begin

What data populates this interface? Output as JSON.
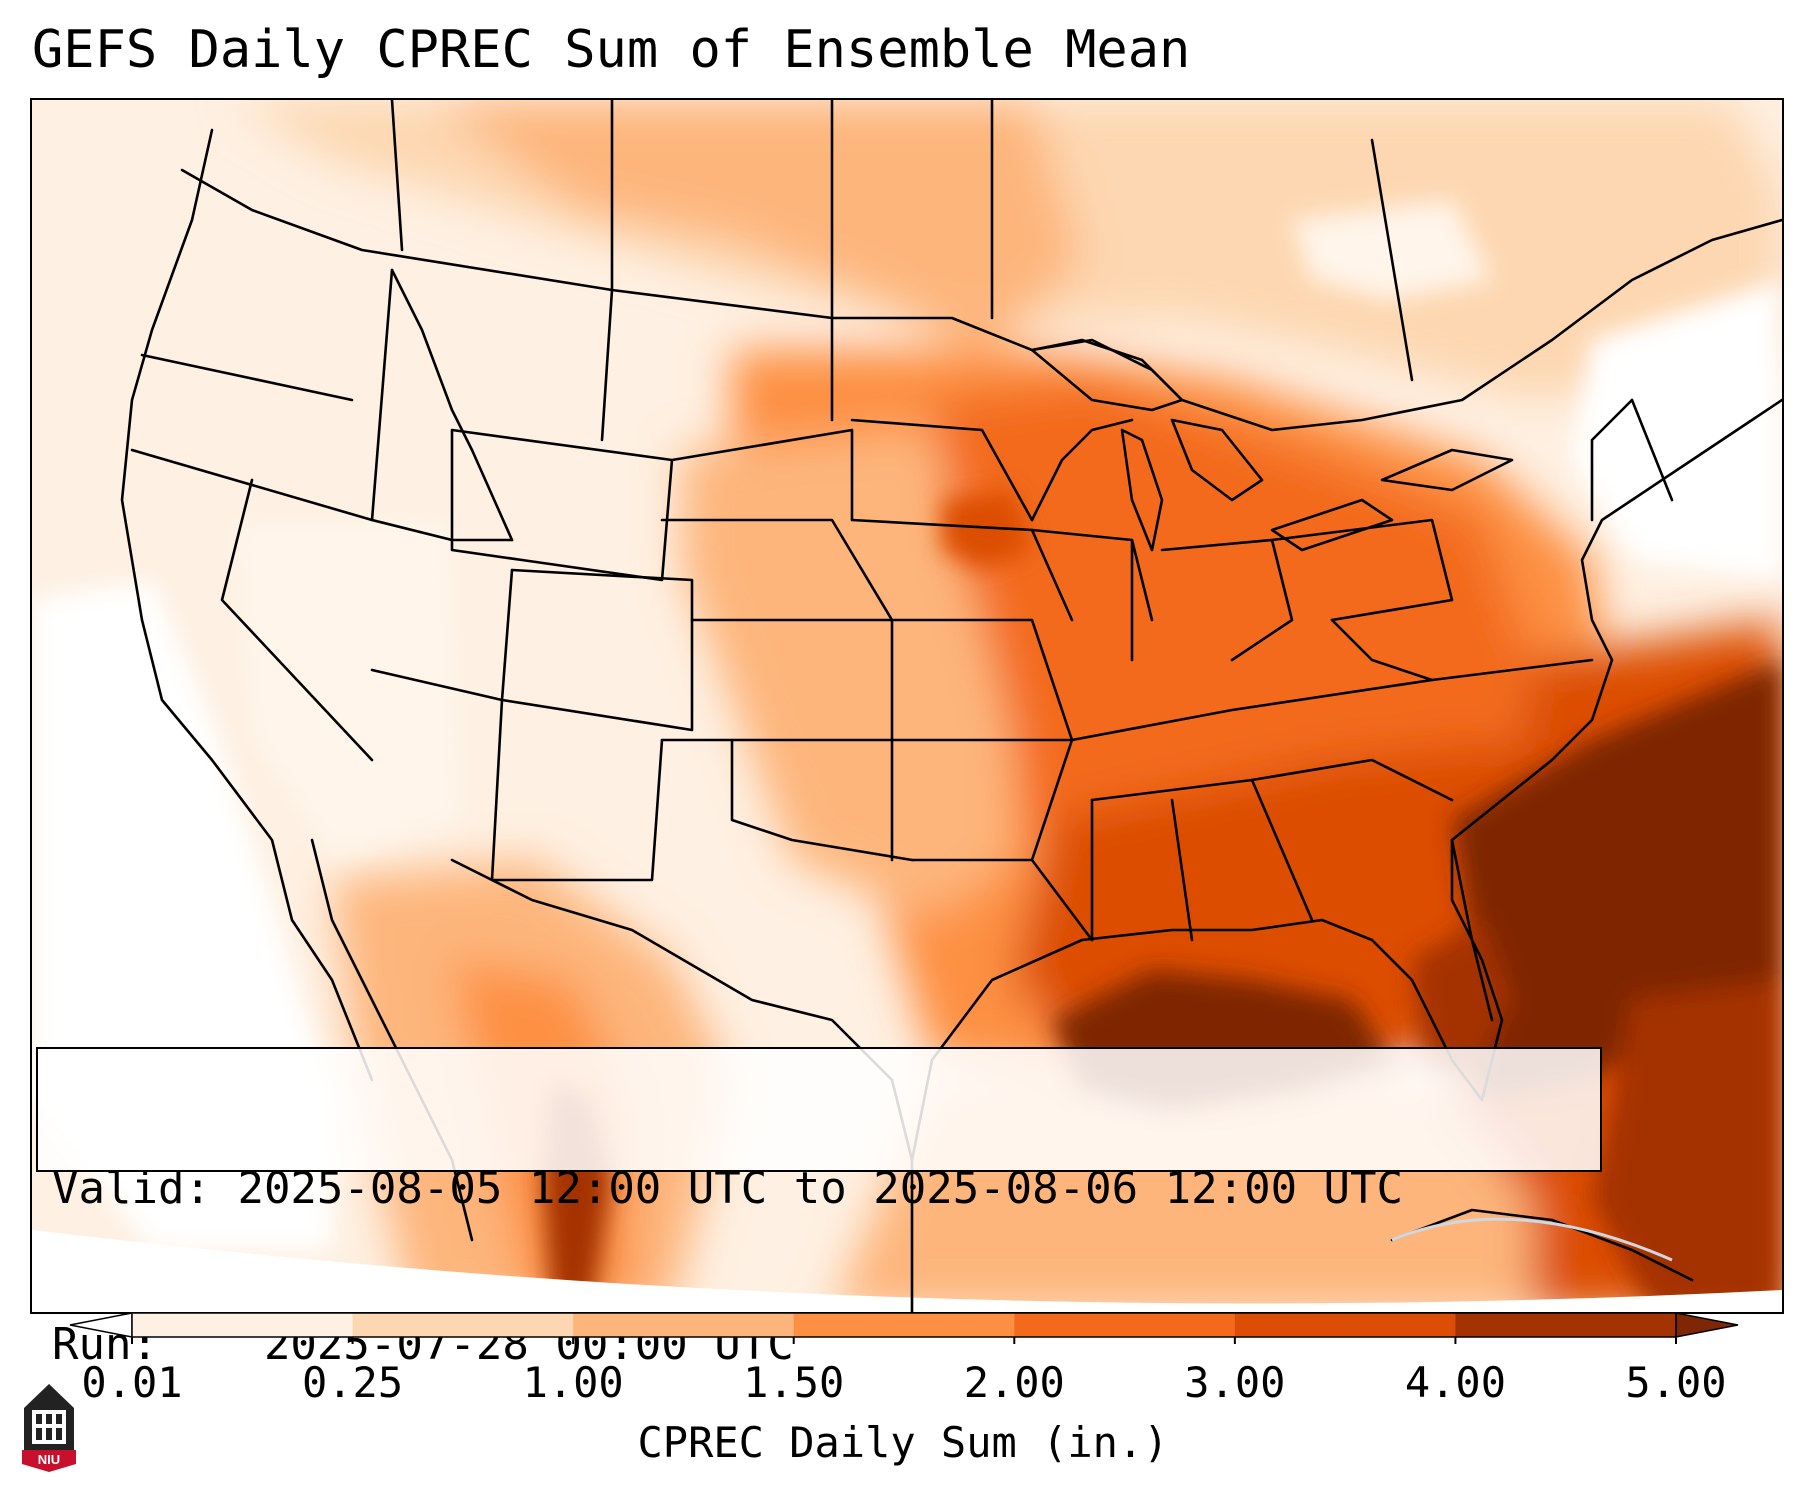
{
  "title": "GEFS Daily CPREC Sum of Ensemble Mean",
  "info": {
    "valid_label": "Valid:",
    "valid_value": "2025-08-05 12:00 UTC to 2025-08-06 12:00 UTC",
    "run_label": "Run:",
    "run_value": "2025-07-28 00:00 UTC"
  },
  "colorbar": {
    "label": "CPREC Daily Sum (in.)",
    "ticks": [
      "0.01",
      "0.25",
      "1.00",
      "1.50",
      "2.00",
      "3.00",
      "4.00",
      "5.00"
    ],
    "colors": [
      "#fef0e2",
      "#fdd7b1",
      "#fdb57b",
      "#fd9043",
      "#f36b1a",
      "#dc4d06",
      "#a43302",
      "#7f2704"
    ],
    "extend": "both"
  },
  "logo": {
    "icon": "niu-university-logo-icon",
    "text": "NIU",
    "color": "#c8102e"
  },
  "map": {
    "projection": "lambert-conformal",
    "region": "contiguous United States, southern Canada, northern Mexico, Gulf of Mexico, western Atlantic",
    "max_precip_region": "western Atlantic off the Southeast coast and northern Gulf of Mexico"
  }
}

end

◆ **Written exercise**: Using the data above, print every line exactly, omitting pictures.

◆ **Response**:
What data populates this interface? Output as JSON.
{
  "title": "GEFS Daily CPREC Sum of Ensemble Mean",
  "info": {
    "valid_label": "Valid:",
    "valid_value": "2025-08-05 12:00 UTC to 2025-08-06 12:00 UTC",
    "run_label": "Run:",
    "run_value": "2025-07-28 00:00 UTC"
  },
  "colorbar": {
    "label": "CPREC Daily Sum (in.)",
    "ticks": [
      "0.01",
      "0.25",
      "1.00",
      "1.50",
      "2.00",
      "3.00",
      "4.00",
      "5.00"
    ],
    "colors": [
      "#fef0e2",
      "#fdd7b1",
      "#fdb57b",
      "#fd9043",
      "#f36b1a",
      "#dc4d06",
      "#a43302",
      "#7f2704"
    ],
    "extend": "both"
  },
  "logo": {
    "icon": "niu-university-logo-icon",
    "text": "NIU",
    "color": "#c8102e"
  },
  "map": {
    "projection": "lambert-conformal",
    "region": "contiguous United States, southern Canada, northern Mexico, Gulf of Mexico, western Atlantic",
    "max_precip_region": "western Atlantic off the Southeast coast and northern Gulf of Mexico"
  }
}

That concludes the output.